_Goal of the exercise_
Go through the records and extract every line with the word "measures".

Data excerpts
◇ ◇ ◇ ◇ ◇
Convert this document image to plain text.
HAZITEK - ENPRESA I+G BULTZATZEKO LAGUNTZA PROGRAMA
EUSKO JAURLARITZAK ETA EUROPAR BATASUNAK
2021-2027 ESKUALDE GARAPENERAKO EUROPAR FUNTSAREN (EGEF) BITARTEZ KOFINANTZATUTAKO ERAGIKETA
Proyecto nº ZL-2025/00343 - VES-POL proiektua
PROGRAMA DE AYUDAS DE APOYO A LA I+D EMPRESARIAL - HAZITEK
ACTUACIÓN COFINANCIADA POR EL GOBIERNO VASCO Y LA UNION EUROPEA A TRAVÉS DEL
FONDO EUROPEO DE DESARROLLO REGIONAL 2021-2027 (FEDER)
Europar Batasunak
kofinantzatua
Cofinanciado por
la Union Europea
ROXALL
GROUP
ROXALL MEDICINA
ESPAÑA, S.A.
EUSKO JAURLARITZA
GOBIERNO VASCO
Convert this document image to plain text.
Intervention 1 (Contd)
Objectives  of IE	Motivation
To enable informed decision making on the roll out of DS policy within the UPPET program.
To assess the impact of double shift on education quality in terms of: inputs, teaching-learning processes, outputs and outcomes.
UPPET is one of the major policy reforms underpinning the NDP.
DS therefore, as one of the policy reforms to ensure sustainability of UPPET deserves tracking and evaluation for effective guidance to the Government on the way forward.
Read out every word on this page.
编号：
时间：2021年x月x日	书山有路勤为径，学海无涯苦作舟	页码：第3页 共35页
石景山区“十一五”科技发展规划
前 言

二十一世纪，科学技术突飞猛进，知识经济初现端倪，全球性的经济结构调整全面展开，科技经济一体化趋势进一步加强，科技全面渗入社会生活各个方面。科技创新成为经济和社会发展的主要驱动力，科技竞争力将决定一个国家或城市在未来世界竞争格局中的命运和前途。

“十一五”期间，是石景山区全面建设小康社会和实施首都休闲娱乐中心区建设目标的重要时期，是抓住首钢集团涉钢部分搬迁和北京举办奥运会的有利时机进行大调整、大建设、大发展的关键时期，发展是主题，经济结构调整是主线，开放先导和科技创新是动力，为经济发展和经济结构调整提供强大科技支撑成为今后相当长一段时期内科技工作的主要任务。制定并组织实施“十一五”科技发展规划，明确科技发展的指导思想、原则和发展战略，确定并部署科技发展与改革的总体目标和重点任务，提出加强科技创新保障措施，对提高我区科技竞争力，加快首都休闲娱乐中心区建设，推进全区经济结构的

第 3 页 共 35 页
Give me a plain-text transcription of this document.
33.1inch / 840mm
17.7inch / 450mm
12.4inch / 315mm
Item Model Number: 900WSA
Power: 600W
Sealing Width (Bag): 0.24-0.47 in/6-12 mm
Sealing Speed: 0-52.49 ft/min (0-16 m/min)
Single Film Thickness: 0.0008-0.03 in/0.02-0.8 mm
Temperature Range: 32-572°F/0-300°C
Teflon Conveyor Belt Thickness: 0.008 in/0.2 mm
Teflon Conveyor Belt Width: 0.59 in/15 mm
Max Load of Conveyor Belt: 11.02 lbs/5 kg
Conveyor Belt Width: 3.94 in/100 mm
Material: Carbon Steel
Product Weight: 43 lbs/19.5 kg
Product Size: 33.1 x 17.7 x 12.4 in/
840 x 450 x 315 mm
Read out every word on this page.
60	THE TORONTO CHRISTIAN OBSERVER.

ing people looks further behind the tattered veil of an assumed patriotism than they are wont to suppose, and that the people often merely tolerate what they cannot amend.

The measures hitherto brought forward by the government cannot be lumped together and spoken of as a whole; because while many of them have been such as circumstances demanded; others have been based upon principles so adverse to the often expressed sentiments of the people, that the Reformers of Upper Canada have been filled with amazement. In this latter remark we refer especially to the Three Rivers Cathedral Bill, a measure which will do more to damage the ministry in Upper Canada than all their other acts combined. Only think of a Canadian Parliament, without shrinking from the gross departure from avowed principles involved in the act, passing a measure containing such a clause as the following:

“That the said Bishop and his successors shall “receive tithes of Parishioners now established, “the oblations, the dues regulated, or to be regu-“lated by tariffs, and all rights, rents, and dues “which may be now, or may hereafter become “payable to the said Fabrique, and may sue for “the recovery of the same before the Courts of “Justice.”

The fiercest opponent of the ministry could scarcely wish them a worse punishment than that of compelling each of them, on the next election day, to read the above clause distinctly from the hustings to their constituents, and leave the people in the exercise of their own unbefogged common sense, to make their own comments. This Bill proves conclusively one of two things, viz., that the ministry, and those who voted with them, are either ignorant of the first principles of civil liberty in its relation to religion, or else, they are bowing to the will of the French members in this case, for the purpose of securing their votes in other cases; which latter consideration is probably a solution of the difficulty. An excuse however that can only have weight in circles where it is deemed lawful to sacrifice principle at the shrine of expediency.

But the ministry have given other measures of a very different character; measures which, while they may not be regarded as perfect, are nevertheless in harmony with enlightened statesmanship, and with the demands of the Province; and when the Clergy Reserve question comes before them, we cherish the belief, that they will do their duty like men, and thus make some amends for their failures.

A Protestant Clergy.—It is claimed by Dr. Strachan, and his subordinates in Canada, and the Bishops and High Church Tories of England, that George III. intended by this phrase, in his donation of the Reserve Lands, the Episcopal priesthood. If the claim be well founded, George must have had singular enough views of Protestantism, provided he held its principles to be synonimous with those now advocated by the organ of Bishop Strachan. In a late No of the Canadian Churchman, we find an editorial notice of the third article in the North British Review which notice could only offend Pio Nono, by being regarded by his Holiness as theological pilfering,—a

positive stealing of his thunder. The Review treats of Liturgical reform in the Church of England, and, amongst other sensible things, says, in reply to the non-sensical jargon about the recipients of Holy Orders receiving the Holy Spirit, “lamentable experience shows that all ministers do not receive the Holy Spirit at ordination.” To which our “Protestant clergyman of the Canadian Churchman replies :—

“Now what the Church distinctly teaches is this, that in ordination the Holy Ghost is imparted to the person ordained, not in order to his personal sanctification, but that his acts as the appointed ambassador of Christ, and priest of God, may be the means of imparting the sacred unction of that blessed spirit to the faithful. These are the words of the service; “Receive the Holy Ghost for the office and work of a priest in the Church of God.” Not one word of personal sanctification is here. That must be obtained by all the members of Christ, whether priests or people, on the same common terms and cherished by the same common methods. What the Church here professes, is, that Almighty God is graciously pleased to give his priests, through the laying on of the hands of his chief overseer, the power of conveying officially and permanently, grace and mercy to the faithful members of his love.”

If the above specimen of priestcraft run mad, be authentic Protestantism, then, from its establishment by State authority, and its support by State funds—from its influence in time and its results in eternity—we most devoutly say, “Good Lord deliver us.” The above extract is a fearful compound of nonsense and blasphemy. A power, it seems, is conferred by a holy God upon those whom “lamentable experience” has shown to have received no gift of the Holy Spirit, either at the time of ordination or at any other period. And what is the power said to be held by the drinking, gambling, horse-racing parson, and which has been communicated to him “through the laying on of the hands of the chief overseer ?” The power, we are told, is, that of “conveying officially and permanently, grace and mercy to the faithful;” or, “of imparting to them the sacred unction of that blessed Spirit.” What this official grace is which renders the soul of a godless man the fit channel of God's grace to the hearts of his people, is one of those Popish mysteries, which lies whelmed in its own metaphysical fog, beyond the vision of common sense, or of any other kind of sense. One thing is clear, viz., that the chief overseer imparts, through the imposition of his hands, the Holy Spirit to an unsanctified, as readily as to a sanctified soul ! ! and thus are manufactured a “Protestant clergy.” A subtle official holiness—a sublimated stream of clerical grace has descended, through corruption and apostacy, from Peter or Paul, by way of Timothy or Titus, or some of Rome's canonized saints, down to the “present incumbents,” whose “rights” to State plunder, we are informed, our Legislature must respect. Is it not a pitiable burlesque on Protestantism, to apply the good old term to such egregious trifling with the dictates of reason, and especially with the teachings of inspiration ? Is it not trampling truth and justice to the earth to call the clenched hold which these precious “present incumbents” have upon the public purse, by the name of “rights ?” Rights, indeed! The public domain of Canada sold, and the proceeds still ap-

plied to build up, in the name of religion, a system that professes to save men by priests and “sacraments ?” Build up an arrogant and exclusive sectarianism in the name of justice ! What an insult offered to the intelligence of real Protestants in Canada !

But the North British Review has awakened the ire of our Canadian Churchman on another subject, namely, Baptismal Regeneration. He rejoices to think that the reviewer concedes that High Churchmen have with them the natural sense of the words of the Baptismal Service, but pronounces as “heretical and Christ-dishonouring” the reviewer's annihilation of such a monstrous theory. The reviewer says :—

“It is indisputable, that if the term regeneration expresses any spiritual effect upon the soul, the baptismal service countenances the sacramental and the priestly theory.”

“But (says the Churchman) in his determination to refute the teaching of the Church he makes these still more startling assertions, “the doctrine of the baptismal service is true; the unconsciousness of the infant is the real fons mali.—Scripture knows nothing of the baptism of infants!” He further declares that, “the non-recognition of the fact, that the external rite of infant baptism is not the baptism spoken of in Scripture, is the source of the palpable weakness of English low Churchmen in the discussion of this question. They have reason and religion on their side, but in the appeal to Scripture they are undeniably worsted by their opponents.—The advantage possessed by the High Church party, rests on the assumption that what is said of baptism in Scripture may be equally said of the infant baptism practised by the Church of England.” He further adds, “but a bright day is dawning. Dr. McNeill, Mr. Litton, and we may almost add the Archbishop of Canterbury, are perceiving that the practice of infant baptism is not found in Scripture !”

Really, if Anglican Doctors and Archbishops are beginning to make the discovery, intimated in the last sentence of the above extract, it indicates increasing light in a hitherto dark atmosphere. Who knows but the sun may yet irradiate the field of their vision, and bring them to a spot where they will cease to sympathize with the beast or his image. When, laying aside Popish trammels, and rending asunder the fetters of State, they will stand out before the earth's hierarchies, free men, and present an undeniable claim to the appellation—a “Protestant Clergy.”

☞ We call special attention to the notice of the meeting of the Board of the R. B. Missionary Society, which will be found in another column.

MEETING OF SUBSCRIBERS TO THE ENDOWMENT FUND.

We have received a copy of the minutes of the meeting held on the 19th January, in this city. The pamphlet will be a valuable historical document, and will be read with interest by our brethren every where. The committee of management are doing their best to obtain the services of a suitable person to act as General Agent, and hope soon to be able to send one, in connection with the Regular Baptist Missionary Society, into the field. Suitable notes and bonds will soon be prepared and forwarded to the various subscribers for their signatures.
◇ ◇ ◇ ◇ ◇
_Output of the task_
The measures hitherto brought forward by the government cannot be lumped together and spoken of as a whole; because while many of them have been such as circumstances demanded; others have been based upon principles so adverse to the often expressed sentiments of the people, that the Reformers of Upper Canada have been filled with amazement. In this latter remark we refer especially to the Three Rivers Cathedral Bill, a measure which will do more to damage the ministry in Upper Canada than all their other acts combined. Only think of a Canadian Parliament, without shrinking from the gross departure from avowed principles involved in the act, passing a measure containing such a clause as the following:
But the ministry have given other measures of a very different character; measures which, while they may not be regarded as perfect, are nevertheless in harmony with enlightened statesmanship, and with the demands of the Province; and when the Clergy Reserve question comes before them, we cherish the belief, that they will do their duty like men, and thus make some amends for their failures.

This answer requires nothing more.